Dataset items
________________________________________

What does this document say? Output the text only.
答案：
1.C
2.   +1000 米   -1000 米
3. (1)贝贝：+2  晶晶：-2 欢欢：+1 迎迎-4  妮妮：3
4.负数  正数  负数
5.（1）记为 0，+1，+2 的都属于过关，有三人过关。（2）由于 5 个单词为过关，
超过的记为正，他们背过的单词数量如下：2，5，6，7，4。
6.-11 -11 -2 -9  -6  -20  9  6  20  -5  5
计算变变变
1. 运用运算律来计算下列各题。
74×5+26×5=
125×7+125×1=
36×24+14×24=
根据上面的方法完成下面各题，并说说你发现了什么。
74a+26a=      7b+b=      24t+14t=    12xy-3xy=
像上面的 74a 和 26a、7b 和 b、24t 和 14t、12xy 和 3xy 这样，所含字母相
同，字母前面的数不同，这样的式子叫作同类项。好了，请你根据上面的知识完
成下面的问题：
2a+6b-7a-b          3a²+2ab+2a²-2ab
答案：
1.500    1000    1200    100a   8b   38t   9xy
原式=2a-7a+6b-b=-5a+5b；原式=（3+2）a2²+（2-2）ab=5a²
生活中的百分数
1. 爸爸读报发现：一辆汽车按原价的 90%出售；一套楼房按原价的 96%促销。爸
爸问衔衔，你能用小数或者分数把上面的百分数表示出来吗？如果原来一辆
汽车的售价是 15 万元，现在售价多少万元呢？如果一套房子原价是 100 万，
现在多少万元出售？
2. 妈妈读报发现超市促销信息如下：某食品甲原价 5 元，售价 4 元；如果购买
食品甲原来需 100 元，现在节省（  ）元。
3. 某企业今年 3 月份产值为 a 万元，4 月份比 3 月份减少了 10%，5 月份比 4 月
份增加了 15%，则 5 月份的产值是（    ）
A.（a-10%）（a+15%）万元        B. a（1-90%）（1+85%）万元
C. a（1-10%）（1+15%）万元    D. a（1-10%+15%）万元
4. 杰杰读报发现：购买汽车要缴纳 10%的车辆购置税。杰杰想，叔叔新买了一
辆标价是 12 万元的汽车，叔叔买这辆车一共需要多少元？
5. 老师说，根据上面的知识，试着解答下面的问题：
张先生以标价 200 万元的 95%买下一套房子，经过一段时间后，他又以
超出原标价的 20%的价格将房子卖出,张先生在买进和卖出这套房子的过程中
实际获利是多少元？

________________________________________

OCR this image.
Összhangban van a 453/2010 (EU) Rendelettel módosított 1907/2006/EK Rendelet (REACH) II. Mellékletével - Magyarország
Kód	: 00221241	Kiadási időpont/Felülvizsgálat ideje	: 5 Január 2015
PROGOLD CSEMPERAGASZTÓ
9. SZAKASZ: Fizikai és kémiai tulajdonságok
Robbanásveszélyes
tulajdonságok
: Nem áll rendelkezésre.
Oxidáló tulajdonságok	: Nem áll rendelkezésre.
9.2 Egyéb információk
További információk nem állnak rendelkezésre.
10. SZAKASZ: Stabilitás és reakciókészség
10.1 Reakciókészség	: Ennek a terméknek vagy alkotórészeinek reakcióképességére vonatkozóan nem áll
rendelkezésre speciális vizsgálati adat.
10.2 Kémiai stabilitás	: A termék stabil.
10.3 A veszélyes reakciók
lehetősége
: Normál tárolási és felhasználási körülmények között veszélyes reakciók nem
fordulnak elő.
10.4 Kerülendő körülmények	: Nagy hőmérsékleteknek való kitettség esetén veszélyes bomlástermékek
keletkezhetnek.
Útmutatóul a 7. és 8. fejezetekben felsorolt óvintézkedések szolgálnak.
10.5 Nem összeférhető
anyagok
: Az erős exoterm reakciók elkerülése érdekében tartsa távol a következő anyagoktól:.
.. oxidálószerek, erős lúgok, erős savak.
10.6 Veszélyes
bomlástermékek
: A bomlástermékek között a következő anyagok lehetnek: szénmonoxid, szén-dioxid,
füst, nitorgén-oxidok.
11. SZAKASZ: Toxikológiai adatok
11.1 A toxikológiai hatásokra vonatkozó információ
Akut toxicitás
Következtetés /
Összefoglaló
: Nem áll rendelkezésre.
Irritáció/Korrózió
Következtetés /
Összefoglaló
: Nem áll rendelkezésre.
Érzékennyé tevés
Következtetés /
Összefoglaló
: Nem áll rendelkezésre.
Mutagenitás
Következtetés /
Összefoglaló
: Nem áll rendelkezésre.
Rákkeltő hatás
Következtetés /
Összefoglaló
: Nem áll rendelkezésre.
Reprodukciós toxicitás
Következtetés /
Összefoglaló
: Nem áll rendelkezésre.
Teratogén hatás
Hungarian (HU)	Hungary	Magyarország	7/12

________________________________________

(What needs to be done)
Only the count is needed: the number of lines in the data that include the word "következő".

(Task answer)
2